In the records below, find the line containing "What's the underlying", then extract that line and all subsequent lines exactly, leaving out everything else.

→ **GIVEN INFORMATION**
********

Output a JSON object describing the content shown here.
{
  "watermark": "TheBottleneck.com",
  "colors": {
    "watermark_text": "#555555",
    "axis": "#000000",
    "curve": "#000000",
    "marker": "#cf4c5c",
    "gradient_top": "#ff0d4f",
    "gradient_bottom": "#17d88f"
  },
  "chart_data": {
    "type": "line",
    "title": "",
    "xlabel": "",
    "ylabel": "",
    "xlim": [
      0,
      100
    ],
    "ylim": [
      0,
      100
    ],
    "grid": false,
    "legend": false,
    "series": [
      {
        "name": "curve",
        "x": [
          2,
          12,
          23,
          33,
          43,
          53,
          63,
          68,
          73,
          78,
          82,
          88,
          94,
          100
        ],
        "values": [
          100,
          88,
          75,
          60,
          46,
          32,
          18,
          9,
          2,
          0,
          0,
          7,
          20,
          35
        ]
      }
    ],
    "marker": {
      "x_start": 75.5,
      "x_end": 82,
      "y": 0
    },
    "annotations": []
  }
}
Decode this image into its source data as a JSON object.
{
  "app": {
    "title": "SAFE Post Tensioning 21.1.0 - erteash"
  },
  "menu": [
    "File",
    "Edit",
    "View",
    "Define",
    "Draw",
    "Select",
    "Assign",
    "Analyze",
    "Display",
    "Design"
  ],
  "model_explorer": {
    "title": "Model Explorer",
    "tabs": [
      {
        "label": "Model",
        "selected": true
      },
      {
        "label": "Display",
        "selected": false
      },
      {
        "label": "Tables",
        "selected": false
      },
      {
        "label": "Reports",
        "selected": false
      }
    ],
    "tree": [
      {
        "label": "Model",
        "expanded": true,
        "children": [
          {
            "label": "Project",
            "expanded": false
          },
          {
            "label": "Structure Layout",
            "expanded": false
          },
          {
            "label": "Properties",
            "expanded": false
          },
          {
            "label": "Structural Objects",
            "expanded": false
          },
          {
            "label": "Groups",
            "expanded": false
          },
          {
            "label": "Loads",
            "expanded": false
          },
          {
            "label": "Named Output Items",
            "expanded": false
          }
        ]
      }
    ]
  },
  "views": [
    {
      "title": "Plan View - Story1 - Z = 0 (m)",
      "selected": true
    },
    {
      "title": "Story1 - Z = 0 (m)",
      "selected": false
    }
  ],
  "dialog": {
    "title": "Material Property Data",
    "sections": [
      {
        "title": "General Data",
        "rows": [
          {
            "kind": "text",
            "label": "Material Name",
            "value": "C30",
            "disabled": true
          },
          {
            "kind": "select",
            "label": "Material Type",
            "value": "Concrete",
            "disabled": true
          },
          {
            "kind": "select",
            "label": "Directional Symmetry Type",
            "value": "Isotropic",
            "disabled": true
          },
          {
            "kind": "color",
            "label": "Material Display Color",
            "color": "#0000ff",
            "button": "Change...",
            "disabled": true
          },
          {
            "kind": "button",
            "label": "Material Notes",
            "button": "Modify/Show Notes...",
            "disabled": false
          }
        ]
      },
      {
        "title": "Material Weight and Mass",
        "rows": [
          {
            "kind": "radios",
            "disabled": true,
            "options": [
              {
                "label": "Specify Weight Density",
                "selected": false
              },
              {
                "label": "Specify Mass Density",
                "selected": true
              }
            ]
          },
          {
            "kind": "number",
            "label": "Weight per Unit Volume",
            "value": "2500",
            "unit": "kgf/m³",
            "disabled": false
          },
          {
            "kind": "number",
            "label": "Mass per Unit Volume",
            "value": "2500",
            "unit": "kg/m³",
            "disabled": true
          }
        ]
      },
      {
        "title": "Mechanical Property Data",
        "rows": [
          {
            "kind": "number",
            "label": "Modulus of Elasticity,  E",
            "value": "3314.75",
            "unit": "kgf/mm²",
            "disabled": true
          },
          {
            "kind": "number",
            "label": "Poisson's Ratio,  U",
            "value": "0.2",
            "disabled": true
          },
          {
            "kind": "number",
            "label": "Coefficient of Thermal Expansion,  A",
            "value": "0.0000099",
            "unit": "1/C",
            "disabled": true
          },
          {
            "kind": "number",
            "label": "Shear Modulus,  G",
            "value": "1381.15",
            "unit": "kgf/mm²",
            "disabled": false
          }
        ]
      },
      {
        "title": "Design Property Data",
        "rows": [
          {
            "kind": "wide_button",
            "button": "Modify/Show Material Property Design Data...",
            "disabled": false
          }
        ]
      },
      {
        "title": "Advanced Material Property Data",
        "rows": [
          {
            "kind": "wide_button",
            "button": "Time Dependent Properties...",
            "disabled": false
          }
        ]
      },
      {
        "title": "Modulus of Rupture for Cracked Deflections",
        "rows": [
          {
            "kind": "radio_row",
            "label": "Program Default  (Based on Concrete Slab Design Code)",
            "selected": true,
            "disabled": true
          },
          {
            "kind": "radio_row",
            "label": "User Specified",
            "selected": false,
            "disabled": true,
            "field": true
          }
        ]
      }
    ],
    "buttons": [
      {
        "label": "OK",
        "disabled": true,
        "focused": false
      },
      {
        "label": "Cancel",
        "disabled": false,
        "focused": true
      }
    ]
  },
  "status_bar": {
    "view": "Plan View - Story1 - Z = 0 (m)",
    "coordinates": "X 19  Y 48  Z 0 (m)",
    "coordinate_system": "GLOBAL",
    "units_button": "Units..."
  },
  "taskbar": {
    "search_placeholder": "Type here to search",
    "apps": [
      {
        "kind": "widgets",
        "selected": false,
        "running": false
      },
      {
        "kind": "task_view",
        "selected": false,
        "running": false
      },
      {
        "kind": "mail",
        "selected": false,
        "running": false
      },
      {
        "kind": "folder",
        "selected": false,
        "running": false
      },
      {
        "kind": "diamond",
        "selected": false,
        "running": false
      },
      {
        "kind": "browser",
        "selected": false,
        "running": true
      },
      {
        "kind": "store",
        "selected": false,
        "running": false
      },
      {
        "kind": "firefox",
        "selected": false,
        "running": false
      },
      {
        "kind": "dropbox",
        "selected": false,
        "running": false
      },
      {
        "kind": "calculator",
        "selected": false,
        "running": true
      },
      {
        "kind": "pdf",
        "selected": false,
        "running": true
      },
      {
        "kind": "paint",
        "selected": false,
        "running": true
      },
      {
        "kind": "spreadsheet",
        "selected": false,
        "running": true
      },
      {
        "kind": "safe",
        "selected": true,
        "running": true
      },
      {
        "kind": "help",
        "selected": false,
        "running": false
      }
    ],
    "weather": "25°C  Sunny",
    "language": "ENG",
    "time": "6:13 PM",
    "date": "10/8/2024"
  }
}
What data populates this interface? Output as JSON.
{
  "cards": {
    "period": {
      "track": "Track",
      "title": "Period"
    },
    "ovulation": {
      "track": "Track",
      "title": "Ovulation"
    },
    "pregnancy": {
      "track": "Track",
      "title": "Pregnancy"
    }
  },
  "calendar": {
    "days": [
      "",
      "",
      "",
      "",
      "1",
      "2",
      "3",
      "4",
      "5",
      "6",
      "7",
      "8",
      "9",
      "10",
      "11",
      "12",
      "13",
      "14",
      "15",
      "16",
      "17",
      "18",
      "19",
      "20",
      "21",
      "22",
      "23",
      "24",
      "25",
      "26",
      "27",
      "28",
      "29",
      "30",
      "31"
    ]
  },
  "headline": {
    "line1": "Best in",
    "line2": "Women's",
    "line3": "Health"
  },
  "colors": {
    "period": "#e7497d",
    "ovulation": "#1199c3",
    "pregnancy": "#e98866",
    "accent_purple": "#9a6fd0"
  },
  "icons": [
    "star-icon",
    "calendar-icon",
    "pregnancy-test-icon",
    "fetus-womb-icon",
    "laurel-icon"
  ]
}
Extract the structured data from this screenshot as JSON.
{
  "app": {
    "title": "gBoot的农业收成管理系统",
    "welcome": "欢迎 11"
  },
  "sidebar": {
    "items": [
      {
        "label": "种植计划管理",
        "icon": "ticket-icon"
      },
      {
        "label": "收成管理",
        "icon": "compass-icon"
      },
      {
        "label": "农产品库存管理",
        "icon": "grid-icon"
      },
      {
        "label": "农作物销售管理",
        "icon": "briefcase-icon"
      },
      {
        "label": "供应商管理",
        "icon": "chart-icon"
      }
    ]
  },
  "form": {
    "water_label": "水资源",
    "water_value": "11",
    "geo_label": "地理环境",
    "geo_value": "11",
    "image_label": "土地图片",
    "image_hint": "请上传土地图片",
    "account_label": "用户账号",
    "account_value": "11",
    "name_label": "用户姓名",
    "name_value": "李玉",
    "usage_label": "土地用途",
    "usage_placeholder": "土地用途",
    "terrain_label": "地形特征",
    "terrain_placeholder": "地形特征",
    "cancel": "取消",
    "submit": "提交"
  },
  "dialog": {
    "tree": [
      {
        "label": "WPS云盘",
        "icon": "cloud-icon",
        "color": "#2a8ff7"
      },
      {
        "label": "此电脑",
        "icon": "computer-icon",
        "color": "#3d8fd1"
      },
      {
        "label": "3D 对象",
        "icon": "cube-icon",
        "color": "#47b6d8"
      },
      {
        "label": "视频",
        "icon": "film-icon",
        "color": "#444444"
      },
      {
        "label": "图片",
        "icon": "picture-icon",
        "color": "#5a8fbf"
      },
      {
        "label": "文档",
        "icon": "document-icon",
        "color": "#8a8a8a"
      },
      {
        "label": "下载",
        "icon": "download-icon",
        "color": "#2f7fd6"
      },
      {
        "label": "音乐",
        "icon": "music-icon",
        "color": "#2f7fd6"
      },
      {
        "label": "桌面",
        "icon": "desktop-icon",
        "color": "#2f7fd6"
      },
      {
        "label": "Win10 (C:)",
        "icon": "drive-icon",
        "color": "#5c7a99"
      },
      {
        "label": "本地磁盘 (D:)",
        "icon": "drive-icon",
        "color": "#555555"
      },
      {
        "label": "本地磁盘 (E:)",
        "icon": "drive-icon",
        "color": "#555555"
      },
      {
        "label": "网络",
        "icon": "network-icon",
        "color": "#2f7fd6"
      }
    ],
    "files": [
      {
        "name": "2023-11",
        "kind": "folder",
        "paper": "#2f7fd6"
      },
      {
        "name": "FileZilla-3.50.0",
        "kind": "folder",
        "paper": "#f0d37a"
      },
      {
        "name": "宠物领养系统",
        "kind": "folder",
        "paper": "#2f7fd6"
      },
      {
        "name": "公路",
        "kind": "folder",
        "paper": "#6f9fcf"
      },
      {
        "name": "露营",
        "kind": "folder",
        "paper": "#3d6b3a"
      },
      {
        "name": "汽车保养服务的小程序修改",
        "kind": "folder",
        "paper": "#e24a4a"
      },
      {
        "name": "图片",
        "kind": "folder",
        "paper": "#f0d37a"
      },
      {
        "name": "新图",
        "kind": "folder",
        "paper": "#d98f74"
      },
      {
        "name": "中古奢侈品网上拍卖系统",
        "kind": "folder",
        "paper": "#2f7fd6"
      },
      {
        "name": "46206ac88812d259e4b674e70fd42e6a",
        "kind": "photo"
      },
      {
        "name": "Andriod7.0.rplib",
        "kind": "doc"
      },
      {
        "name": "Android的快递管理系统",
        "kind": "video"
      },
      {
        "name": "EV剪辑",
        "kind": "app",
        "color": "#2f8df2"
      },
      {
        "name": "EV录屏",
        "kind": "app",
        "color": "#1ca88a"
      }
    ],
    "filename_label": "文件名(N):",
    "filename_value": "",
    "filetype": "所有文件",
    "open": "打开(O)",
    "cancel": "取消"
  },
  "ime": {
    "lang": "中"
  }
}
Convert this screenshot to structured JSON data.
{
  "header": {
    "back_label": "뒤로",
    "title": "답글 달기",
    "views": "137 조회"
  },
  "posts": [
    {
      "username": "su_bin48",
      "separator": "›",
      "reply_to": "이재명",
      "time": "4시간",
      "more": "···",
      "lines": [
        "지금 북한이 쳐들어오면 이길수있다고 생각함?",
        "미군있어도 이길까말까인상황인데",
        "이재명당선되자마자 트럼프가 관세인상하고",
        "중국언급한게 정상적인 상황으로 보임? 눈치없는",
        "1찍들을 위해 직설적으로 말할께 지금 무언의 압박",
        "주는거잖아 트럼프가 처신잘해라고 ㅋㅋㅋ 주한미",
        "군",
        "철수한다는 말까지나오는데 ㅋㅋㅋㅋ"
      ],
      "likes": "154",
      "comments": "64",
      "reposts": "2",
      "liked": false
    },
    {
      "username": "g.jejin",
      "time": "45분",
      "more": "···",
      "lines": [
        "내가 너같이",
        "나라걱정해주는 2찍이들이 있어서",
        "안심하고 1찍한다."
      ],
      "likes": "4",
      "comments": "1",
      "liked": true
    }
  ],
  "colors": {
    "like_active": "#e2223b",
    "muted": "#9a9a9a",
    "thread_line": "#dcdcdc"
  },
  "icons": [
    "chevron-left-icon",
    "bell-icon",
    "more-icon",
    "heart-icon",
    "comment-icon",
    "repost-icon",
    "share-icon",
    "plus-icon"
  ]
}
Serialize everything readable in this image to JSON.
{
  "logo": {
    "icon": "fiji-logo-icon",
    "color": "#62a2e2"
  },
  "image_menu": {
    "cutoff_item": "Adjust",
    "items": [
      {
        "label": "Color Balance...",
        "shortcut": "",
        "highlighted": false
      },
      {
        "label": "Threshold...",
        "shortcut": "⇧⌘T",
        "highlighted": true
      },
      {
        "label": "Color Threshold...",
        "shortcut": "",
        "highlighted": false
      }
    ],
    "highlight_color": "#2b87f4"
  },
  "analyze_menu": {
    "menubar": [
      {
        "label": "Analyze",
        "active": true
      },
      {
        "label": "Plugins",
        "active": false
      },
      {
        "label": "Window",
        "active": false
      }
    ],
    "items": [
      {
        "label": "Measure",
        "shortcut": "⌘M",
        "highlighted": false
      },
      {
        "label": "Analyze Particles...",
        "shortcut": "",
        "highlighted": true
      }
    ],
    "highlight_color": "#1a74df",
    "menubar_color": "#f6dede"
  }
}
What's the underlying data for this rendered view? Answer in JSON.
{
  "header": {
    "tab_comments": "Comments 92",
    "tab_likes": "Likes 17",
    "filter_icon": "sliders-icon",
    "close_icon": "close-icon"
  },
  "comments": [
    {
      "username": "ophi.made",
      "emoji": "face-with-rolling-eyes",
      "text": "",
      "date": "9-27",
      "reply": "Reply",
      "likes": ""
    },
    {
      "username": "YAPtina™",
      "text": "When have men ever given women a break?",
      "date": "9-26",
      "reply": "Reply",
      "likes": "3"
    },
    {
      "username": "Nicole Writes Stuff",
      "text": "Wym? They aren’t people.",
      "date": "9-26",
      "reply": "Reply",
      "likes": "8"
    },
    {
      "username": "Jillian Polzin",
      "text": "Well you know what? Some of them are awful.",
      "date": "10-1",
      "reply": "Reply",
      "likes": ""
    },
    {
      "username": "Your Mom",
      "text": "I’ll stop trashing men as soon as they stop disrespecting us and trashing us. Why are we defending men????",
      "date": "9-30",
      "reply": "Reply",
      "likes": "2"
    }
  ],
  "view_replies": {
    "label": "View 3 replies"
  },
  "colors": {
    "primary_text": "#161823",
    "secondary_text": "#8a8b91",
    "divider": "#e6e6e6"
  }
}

********

→ **SOLUTION TO THE PROBLEM**
What's the underlying data for this rendered view? Answer in JSON.
{
  "header": {
    "tab_comments": "Comments 92",
    "tab_likes": "Likes 17",
    "filter_icon": "sliders-icon",
    "close_icon": "close-icon"
  },
  "comments": [
    {
      "username": "ophi.made",
      "emoji": "face-with-rolling-eyes",
      "text": "",
      "date": "9-27",
      "reply": "Reply",
      "likes": ""
    },
    {
      "username": "YAPtina™",
      "text": "When have men ever given women a break?",
      "date": "9-26",
      "reply": "Reply",
      "likes": "3"
    },
    {
      "username": "Nicole Writes Stuff",
      "text": "Wym? They aren’t people.",
      "date": "9-26",
      "reply": "Reply",
      "likes": "8"
    },
    {
      "username": "Jillian Polzin",
      "text": "Well you know what? Some of them are awful.",
      "date": "10-1",
      "reply": "Reply",
      "likes": ""
    },
    {
      "username": "Your Mom",
      "text": "I’ll stop trashing men as soon as they stop disrespecting us and trashing us. Why are we defending men????",
      "date": "9-30",
      "reply": "Reply",
      "likes": "2"
    }
  ],
  "view_replies": {
    "label": "View 3 replies"
  },
  "colors": {
    "primary_text": "#161823",
    "secondary_text": "#8a8b91",
    "divider": "#e6e6e6"
  }
}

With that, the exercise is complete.